→ Short problem: Convert every line of the listing below into a Markdown table with the columns Row and Entry, numbering each row. Skip blank lines and leave the pictures out.

################

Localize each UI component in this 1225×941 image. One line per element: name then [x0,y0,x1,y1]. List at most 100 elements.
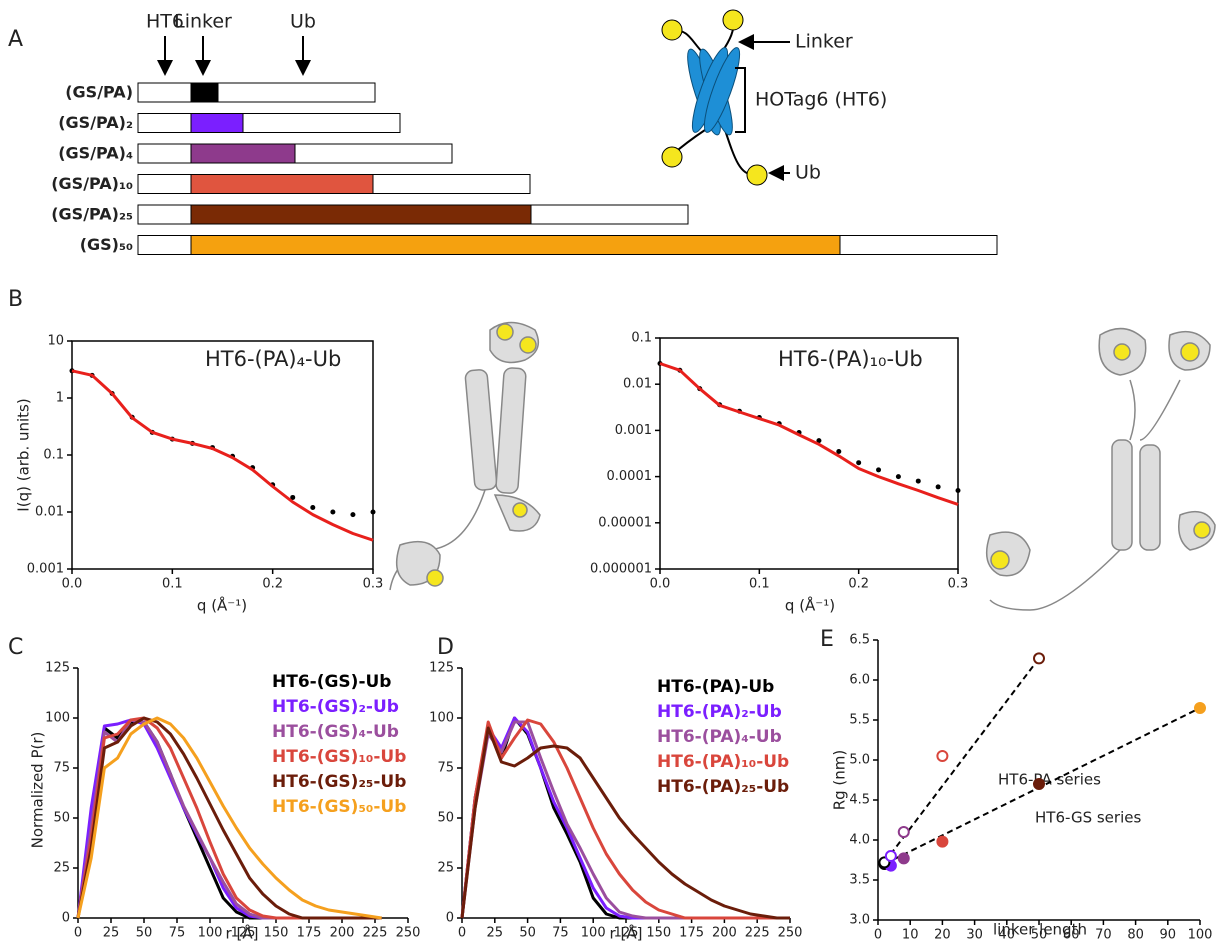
panel-label: B [8,287,23,312]
line [460,718,790,920]
data-point [1033,778,1045,790]
x-tick-label: 0.3 [363,577,384,592]
y-tick-label: 125 [45,661,70,676]
y-tick-label: 100 [429,711,454,726]
construct-name: (GS/PA) [65,83,133,102]
trendline [883,707,1201,865]
y-tick-label: 25 [53,861,70,876]
data-point [935,484,941,490]
data-point [370,509,376,515]
x-tick-label: 75 [169,926,186,941]
schematic-label: HOTag6 (HT6) [755,89,887,111]
legend-entry: HT6-(PA)₄-Ub [657,727,782,747]
y-tick-label: 75 [53,761,70,776]
x-tick-label: 0.3 [948,577,969,592]
data-point [350,512,356,518]
y-tick-label: 75 [437,761,454,776]
y-tick-label: 0.1 [631,331,652,346]
legend-entry: HT6-(GS)₁₀-Ub [272,747,406,767]
legend-entry: HT6-(GS)₅₀-Ub [272,797,406,817]
data-point [1194,702,1206,714]
x-tick-label: 50 [1031,928,1048,941]
y-axis-label: I(q) (arb. units) [15,398,33,511]
data-point [330,509,336,515]
y-tick-label: 0.001 [615,423,652,438]
line [76,716,382,920]
y-tick-label: 0.1 [43,448,64,463]
schematic-label: Ub [795,162,821,184]
data-point [290,494,296,500]
x-tick-label: 70 [1095,928,1112,941]
construct-name: (GS/PA)₁₀ [51,174,133,193]
y-tick-label: 25 [437,861,454,876]
construct-name: (GS/PA)₄ [58,144,133,163]
x-tick-label: 0.0 [62,577,83,592]
x-tick-label: 25 [103,926,120,941]
legend-entry: HT6-(GS)₂-Ub [272,697,399,717]
construct-name: (GS)₅₀ [80,235,133,254]
data-point [1033,652,1045,665]
pointer-label: Linker [174,11,232,33]
x-tick-label: 200 [330,926,355,941]
pointer-label: HT6 [146,11,184,33]
y-tick-label: 4.0 [849,833,870,848]
x-axis-label: linker length [993,921,1087,939]
x-tick-label: 175 [297,926,322,941]
line [460,716,790,920]
x-tick-label: 90 [1160,928,1177,941]
x-tick-label: 0.2 [848,577,869,592]
linker-block [190,113,244,133]
x-tick-label: 0 [874,928,882,941]
y-tick-label: 5.0 [849,753,870,768]
y-tick-label: 0.00001 [598,515,652,530]
line [71,369,374,542]
legend-entry: HT6-(PA)₁₀-Ub [657,752,789,772]
x-tick-label: 100 [198,926,223,941]
data-point [955,488,961,494]
x-tick-label: 0 [458,926,466,941]
data-point [876,467,882,473]
x-axis-label: q (Å⁻¹) [197,596,247,615]
x-tick-label: 50 [136,926,153,941]
linker-block [190,204,532,225]
data-point [856,460,862,466]
y-tick-label: 0.01 [35,505,64,520]
x-tick-label: 175 [679,926,704,941]
y-axis-label: Rg (nm) [831,750,849,811]
y-tick-label: 3.5 [849,873,870,888]
data-point [936,835,949,848]
x-tick-label: 20 [934,928,951,941]
y-tick-label: 0.01 [623,377,652,392]
x-tick-label: 0 [74,926,82,941]
x-tick-label: 250 [396,926,421,941]
y-tick-label: 3.0 [849,913,870,928]
y-tick-label: 50 [53,811,70,826]
y-tick-label: 1 [56,391,64,406]
plot-frame [659,337,959,570]
data-point [897,852,910,865]
data-point [915,478,921,484]
annotation: HT6-(PA)₁₀-Ub [778,347,923,371]
x-axis-label: r [Å] [226,924,259,941]
line [659,362,959,506]
line [460,726,790,920]
y-tick-label: 100 [45,711,70,726]
annotation: HT6-(PA)₄-Ub [205,347,341,371]
schematic: Linker HOTag6 (HT6) Ub [661,9,887,186]
x-tick-label: 30 [966,928,983,941]
x-tick-label: 100 [1188,928,1213,941]
trendline [883,657,1040,864]
x-tick-label: 80 [1127,928,1144,941]
y-tick-label: 6.5 [849,633,870,648]
legend-entry: HT6-(PA)-Ub [657,677,774,697]
annotation: HT6-PA series [998,771,1101,789]
y-tick-label: 6.0 [849,673,870,688]
legend-entry: HT6-(PA)₂-Ub [657,702,782,722]
y-tick-label: 10 [47,334,64,349]
data-point [936,750,949,762]
x-tick-label: 150 [264,926,289,941]
x-tick-label: 100 [581,926,606,941]
legend-entry: HT6-(PA)₂₅-Ub [657,777,789,797]
plot-frame [71,340,374,570]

################

→ Written response:
| Row | Entry |
|---|---|
| 1 | Localize each UI component in this 1225×941 image. One line per element: name then [x0,y0,x1,y1]. List at most 100 elements. |
| 2 | panel-label: B [8,287,23,312] |
| 3 | line [460,718,790,920] |
| 4 | data-point [1033,778,1045,790] |
| 5 | x-tick-label: 0.3 [363,577,384,592] |
| 6 | y-tick-label: 125 [45,661,70,676] |
| 7 | y-tick-label: 100 [429,711,454,726] |
| 8 | construct-name: (GS/PA) [65,83,133,102] |
| 9 | trendline [883,707,1201,865] |
| 10 | y-tick-label: 25 [53,861,70,876] |
| 11 | data-point [935,484,941,490] |
| 12 | data-point [370,509,376,515] |
| 13 | x-tick-label: 75 [169,926,186,941] |
| 14 | schematic-label: HOTag6 (HT6) [755,89,887,111] |
| 15 | legend-entry: HT6-(PA)₄-Ub [657,727,782,747] |
| 16 | y-tick-label: 75 [53,761,70,776] |
| 17 | x-tick-label: 0.3 [948,577,969,592] |
| 18 | data-point [350,512,356,518] |
| 19 | y-tick-label: 75 [437,761,454,776] |
| 20 | y-tick-label: 0.1 [631,331,652,346] |
| 21 | legend-entry: HT6-(GS)₁₀-Ub [272,747,406,767] |
| 22 | legend-entry: HT6-(GS)₅₀-Ub [272,797,406,817] |
| 23 | data-point [1194,702,1206,714] |
| 24 | x-tick-label: 50 [1031,928,1048,941] |
| 25 | y-axis-label: I(q) (arb. units) [15,398,33,511] |
| 26 | data-point [330,509,336,515] |
| 27 | y-tick-label: 0.001 [615,423,652,438] |
| 28 | line [76,716,382,920] |
| 29 | y-tick-label: 0.1 [43,448,64,463] |
| 30 | schematic-label: Ub [795,162,821,184] |
| 31 | data-point [290,494,296,500] |
| 32 | x-tick-label: 70 [1095,928,1112,941] |
| 33 | construct-name: (GS/PA)₁₀ [51,174,133,193] |
| 34 | y-tick-label: 25 [437,861,454,876] |
| 35 | construct-name: (GS/PA)₄ [58,144,133,163] |
| 36 | x-tick-label: 0.0 [62,577,83,592] |
| 37 | x-tick-label: 25 [103,926,120,941] |
| 38 | legend-entry: HT6-(GS)₂-Ub [272,697,399,717] |
| 39 | construct-name: (GS)₅₀ [80,235,133,254] |
| 40 | data-point [1033,652,1045,665] |
| 41 | pointer-label: Linker [174,11,232,33] |
| 42 | x-tick-label: 200 [330,926,355,941] |
| 43 | pointer-label: HT6 [146,11,184,33] |
| 44 | y-tick-label: 4.0 [849,833,870,848] |
| 45 | x-axis-label: linker length [993,921,1087,939] |
| 46 | x-tick-label: 175 [297,926,322,941] |
| 47 | line [460,716,790,920] |
| 48 | x-tick-label: 90 [1160,928,1177,941] |
| 49 | x-tick-label: 0.2 [848,577,869,592] |
| 50 | linker-block [190,113,244,133] |
| 51 | x-tick-label: 0 [874,928,882,941] |
| 52 | y-tick-label: 5.0 [849,753,870,768] |
| 53 | y-tick-label: 0.00001 [598,515,652,530] |
| 54 | line [71,369,374,542] |
| 55 | legend-entry: HT6-(PA)₁₀-Ub [657,752,789,772] |
| 56 | x-tick-label: 100 [198,926,223,941] |
| 57 | data-point [955,488,961,494] |
| 58 | x-tick-label: 0 [458,926,466,941] |
| 59 | data-point [876,467,882,473] |
| 60 | x-axis-label: q (Å⁻¹) [197,596,247,615] |
| 61 | x-tick-label: 50 [136,926,153,941] |
| 62 | linker-block [190,204,532,225] |
| 63 | data-point [856,460,862,466] |
| 64 | y-tick-label: 0.01 [35,505,64,520] |
| 65 | x-tick-label: 175 [679,926,704,941] |
| 66 | y-axis-label: Rg (nm) [831,750,849,811] |
| 67 | y-tick-label: 3.5 [849,873,870,888] |
| 68 | data-point [936,835,949,848] |
| 69 | x-tick-label: 20 [934,928,951,941] |
| 70 | y-tick-label: 0.01 [623,377,652,392] |
| 71 | x-tick-label: 0 [74,926,82,941] |
| 72 | x-tick-label: 250 [396,926,421,941] |
| 73 | y-tick-label: 3.0 [849,913,870,928] |
| 74 | y-tick-label: 50 [53,811,70,826] |
| 75 | y-tick-label: 1 [56,391,64,406] |
| 76 | plot-frame [659,337,959,570] |
| 77 | data-point [897,852,910,865] |
| 78 | data-point [915,478,921,484] |
| 79 | annotation: HT6-(PA)₁₀-Ub [778,347,923,371] |
| 80 | x-axis-label: r [Å] [226,924,259,941] |
| 81 | line [659,362,959,506] |
| 82 | line [460,726,790,920] |
| 83 | y-tick-label: 100 [45,711,70,726] |
| 84 | annotation: HT6-(PA)₄-Ub [205,347,341,371] |
| 85 | schematic: Linker HOTag6 (HT6) Ub [661,9,887,186] |
| 86 | x-tick-label: 30 [966,928,983,941] |
| 87 | x-tick-label: 100 [1188,928,1213,941] |
| 88 | trendline [883,657,1040,864] |
| 89 | x-tick-label: 80 [1127,928,1144,941] |
| 90 | y-tick-label: 6.5 [849,633,870,648] |
| 91 | legend-entry: HT6-(PA)-Ub [657,677,774,697] |
| 92 | annotation: HT6-PA series [998,771,1101,789] |
| 93 | y-tick-label: 6.0 [849,673,870,688] |
| 94 | legend-entry: HT6-(PA)₂-Ub [657,702,782,722] |
| 95 | y-tick-label: 10 [47,334,64,349] |
| 96 | data-point [936,750,949,762] |
| 97 | x-tick-label: 150 [264,926,289,941] |
| 98 | x-tick-label: 100 [581,926,606,941] |
| 99 | legend-entry: HT6-(PA)₂₅-Ub [657,777,789,797] |
| 100 | plot-frame [71,340,374,570] |